[Problem to solve]
Extract all lines that hold the string "ylabel".
*** Material provided
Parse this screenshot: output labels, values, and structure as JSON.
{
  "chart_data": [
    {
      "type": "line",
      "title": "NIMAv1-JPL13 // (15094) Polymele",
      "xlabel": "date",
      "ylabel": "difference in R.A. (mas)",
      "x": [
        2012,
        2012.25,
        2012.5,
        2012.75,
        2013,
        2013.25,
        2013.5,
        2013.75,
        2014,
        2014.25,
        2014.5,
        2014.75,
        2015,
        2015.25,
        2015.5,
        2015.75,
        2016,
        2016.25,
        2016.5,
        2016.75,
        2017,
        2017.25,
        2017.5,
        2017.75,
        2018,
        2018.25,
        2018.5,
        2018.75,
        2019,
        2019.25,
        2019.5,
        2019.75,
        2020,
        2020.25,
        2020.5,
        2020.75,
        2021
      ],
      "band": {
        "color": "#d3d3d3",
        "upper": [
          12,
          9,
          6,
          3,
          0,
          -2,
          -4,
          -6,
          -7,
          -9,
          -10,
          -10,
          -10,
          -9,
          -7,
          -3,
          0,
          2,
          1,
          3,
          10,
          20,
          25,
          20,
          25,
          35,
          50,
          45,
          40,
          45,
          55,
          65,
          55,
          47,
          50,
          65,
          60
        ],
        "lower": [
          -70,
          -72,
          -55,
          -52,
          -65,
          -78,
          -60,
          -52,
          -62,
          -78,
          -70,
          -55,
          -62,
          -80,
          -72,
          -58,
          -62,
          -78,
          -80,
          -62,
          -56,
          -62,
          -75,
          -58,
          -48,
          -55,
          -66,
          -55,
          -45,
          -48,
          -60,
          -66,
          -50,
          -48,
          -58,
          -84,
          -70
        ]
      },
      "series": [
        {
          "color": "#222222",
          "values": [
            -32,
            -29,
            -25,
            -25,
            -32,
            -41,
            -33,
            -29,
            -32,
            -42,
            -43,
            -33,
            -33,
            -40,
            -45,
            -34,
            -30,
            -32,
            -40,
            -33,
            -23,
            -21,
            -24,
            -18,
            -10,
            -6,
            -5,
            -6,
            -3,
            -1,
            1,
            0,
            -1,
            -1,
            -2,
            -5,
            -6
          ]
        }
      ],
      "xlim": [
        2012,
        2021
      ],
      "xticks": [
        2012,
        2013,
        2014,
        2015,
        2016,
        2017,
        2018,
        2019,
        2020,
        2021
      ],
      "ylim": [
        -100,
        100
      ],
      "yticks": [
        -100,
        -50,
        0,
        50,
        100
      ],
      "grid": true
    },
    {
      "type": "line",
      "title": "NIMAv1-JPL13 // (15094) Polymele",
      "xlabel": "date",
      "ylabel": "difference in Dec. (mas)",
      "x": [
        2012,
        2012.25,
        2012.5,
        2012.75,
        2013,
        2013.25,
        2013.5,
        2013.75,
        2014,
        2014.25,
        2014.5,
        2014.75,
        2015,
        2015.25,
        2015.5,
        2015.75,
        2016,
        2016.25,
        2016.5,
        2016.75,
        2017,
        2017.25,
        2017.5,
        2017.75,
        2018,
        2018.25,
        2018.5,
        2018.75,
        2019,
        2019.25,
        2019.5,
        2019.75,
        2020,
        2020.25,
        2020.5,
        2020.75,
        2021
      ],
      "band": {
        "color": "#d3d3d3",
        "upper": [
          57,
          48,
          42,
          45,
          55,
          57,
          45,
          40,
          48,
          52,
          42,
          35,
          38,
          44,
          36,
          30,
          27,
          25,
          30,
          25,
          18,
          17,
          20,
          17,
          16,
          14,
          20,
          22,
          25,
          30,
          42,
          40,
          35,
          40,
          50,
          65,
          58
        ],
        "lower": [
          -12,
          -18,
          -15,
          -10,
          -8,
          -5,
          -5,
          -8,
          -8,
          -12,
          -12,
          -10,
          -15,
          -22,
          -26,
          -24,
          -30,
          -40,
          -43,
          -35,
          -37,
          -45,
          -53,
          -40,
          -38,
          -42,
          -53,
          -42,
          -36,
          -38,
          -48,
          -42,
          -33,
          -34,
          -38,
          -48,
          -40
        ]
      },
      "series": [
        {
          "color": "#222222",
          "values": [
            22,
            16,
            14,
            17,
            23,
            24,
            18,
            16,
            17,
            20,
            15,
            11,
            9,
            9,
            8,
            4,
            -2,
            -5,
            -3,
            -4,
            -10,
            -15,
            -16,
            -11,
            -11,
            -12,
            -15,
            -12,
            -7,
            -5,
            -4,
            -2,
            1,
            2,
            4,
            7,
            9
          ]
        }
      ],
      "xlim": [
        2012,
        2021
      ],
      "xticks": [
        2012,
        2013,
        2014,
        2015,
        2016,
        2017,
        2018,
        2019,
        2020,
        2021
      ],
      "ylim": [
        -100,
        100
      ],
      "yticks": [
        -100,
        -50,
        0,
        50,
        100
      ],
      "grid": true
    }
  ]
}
******
[Written response]
      "ylabel": "difference in R.A. (mas)",
      "ylabel": "difference in Dec. (mas)",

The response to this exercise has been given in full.